### What the exercise asks
Every entry below should be repeated exactly; the pictures should not.

Dataset excerpts:
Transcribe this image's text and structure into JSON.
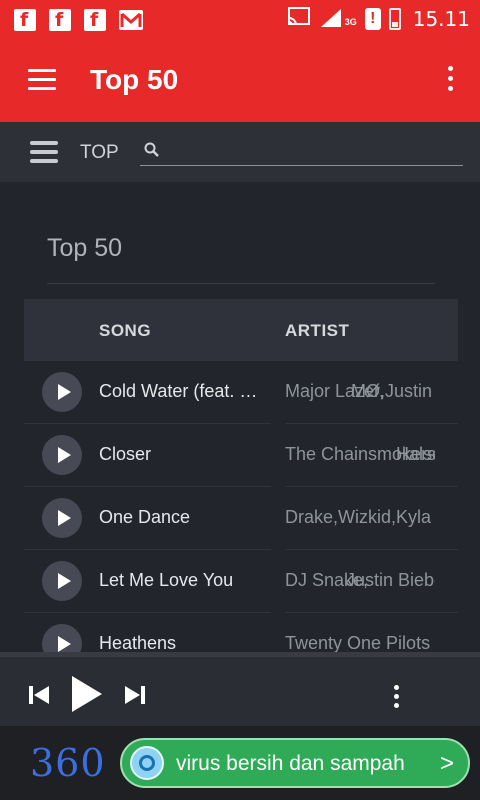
{
  "status_bar": {
    "time": "15.11",
    "network": "3G",
    "notification_icons": [
      "facebook-icon",
      "facebook-icon",
      "facebook-icon",
      "gmail-icon"
    ],
    "alert": "!"
  },
  "app_bar": {
    "title": "Top 50",
    "background": "#e8292a"
  },
  "toolbar": {
    "label": "TOP",
    "search_value": "",
    "search_placeholder": ""
  },
  "main": {
    "section_title": "Top 50",
    "columns": [
      "SONG",
      "ARTIST"
    ],
    "tracks": [
      {
        "song": "Cold Water (feat. Justin Bieber & MØ)",
        "artist": "Major Lazer,",
        "artist_overlap": "MØ,Justin Bieber"
      },
      {
        "song": "Closer",
        "artist": "The Chainsmokers,",
        "artist_overlap": "Halsey"
      },
      {
        "song": "One Dance",
        "artist": "Drake,Wizkid,Kyla",
        "artist_overlap": ""
      },
      {
        "song": "Let Me Love You",
        "artist": "DJ Snake,",
        "artist_overlap": "Justin Bieber"
      },
      {
        "song": "Heathens",
        "artist": "Twenty One Pilots",
        "artist_overlap": ""
      }
    ]
  },
  "ad": {
    "logo": "360",
    "text": "virus bersih dan sampah",
    "arrow": ">"
  }
}
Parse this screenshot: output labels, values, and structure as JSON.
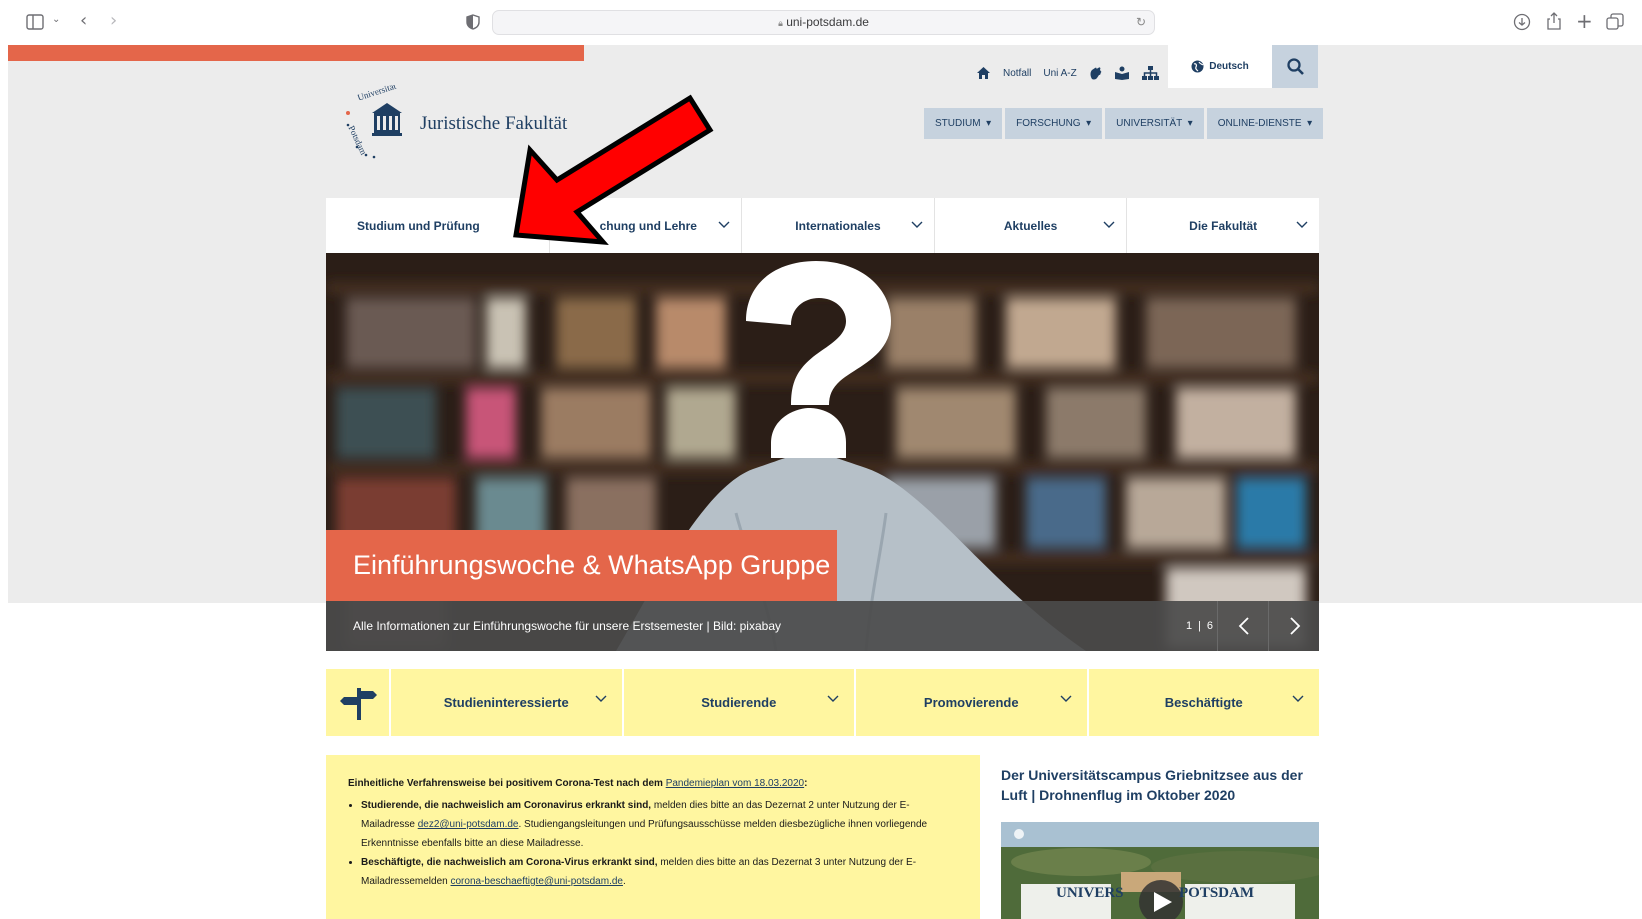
{
  "browser": {
    "url": "uni-potsdam.de"
  },
  "topbar": {
    "links": [
      "Notfall",
      "Uni A-Z"
    ],
    "language": "Deutsch"
  },
  "mainnav": [
    "STUDIUM",
    "FORSCHUNG",
    "UNIVERSITÄT",
    "ONLINE-DIENSTE"
  ],
  "logo": {
    "arc_text": "Universität Potsdam",
    "name": "Juristische Fakultät"
  },
  "facnav": [
    "Studium und Prüfung",
    "Forschung und Lehre",
    "Internationales",
    "Aktuelles",
    "Die Fakultät"
  ],
  "facnav_visible_second": "chung und Lehre",
  "hero": {
    "title": "Einführungswoche & WhatsApp Gruppe",
    "caption": "Alle Informationen zur Einführungswoche für unsere Erstsemester | Bild: pixabay",
    "page_current": "1",
    "page_total": "6"
  },
  "target_groups": [
    "Studieninteressierte",
    "Studierende",
    "Promovierende",
    "Beschäftigte"
  ],
  "notice": {
    "heading_text": "Einheitliche Verfahrensweise bei positivem Corona-Test nach dem ",
    "heading_link": "Pandemieplan vom 18.03.2020",
    "heading_end": ":",
    "item1_bold": "Studierende, die nachweislich am Coronavirus erkrankt sind,",
    "item1_text_a": " melden dies bitte an das Dezernat 2 unter Nutzung der E-Mailadresse ",
    "item1_link": "dez2@uni-potsdam.de",
    "item1_text_b": ". Studiengangsleitungen und Prüfungsausschüsse melden diesbezügliche ihnen vorliegende Erkenntnisse ebenfalls bitte an diese Mailadresse.",
    "item2_bold": "Beschäftigte, die nachweislich am Corona-Virus erkrankt sind,",
    "item2_text_a": " melden dies bitte an das Dezernat 3 unter Nutzung der E-Mailadressemelden ",
    "item2_link": "corona-beschaeftigte@uni-potsdam.de",
    "item2_text_b": "."
  },
  "side": {
    "title": "Der Universitätscampus Griebnitzsee aus der Luft | Drohnenflug im Oktober 2020",
    "video_overlay_left": "UNIVERS",
    "video_overlay_right": "POTSDAM"
  },
  "colors": {
    "accent_red": "#e4664a",
    "navy": "#1f3f63",
    "yellow": "#fff6a0",
    "nav_blue": "#c6d2de",
    "annotation_arrow": "#ff0000"
  }
}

### Answer section
Transcribe this image's text and structure into JSON.
{
  "status_bar": {
    "time": "15.11",
    "network": "3G",
    "notification_icons": [
      "facebook-icon",
      "facebook-icon",
      "facebook-icon",
      "gmail-icon"
    ],
    "alert": "!"
  },
  "app_bar": {
    "title": "Top 50",
    "background": "#e8292a"
  },
  "toolbar": {
    "label": "TOP",
    "search_value": "",
    "search_placeholder": ""
  },
  "main": {
    "section_title": "Top 50",
    "columns": [
      "SONG",
      "ARTIST"
    ],
    "tracks": [
      {
        "song": "Cold Water (feat. Justin Bieber & MØ)",
        "artist": "Major Lazer,",
        "artist_overlap": "MØ,Justin Bieber"
      },
      {
        "song": "Closer",
        "artist": "The Chainsmokers,",
        "artist_overlap": "Halsey"
      },
      {
        "song": "One Dance",
        "artist": "Drake,Wizkid,Kyla",
        "artist_overlap": ""
      },
      {
        "song": "Let Me Love You",
        "artist": "DJ Snake,",
        "artist_overlap": "Justin Bieber"
      },
      {
        "song": "Heathens",
        "artist": "Twenty One Pilots",
        "artist_overlap": ""
      }
    ]
  },
  "ad": {
    "logo": "360",
    "text": "virus bersih dan sampah",
    "arrow": ">"
  }
}
Parse this screenshot: output labels, values, and structure as JSON.
{
  "browser": {
    "url": "uni-potsdam.de"
  },
  "topbar": {
    "links": [
      "Notfall",
      "Uni A-Z"
    ],
    "language": "Deutsch"
  },
  "mainnav": [
    "STUDIUM",
    "FORSCHUNG",
    "UNIVERSITÄT",
    "ONLINE-DIENSTE"
  ],
  "logo": {
    "arc_text": "Universität Potsdam",
    "name": "Juristische Fakultät"
  },
  "facnav": [
    "Studium und Prüfung",
    "Forschung und Lehre",
    "Internationales",
    "Aktuelles",
    "Die Fakultät"
  ],
  "facnav_visible_second": "chung und Lehre",
  "hero": {
    "title": "Einführungswoche & WhatsApp Gruppe",
    "caption": "Alle Informationen zur Einführungswoche für unsere Erstsemester | Bild: pixabay",
    "page_current": "1",
    "page_total": "6"
  },
  "target_groups": [
    "Studieninteressierte",
    "Studierende",
    "Promovierende",
    "Beschäftigte"
  ],
  "notice": {
    "heading_text": "Einheitliche Verfahrensweise bei positivem Corona-Test nach dem ",
    "heading_link": "Pandemieplan vom 18.03.2020",
    "heading_end": ":",
    "item1_bold": "Studierende, die nachweislich am Coronavirus erkrankt sind,",
    "item1_text_a": " melden dies bitte an das Dezernat 2 unter Nutzung der E-Mailadresse ",
    "item1_link": "dez2@uni-potsdam.de",
    "item1_text_b": ". Studiengangsleitungen und Prüfungsausschüsse melden diesbezügliche ihnen vorliegende Erkenntnisse ebenfalls bitte an diese Mailadresse.",
    "item2_bold": "Beschäftigte, die nachweislich am Corona-Virus erkrankt sind,",
    "item2_text_a": " melden dies bitte an das Dezernat 3 unter Nutzung der E-Mailadressemelden ",
    "item2_link": "corona-beschaeftigte@uni-potsdam.de",
    "item2_text_b": "."
  },
  "side": {
    "title": "Der Universitätscampus Griebnitzsee aus der Luft | Drohnenflug im Oktober 2020",
    "video_overlay_left": "UNIVERS",
    "video_overlay_right": "POTSDAM"
  },
  "colors": {
    "accent_red": "#e4664a",
    "navy": "#1f3f63",
    "yellow": "#fff6a0",
    "nav_blue": "#c6d2de",
    "annotation_arrow": "#ff0000"
  }
}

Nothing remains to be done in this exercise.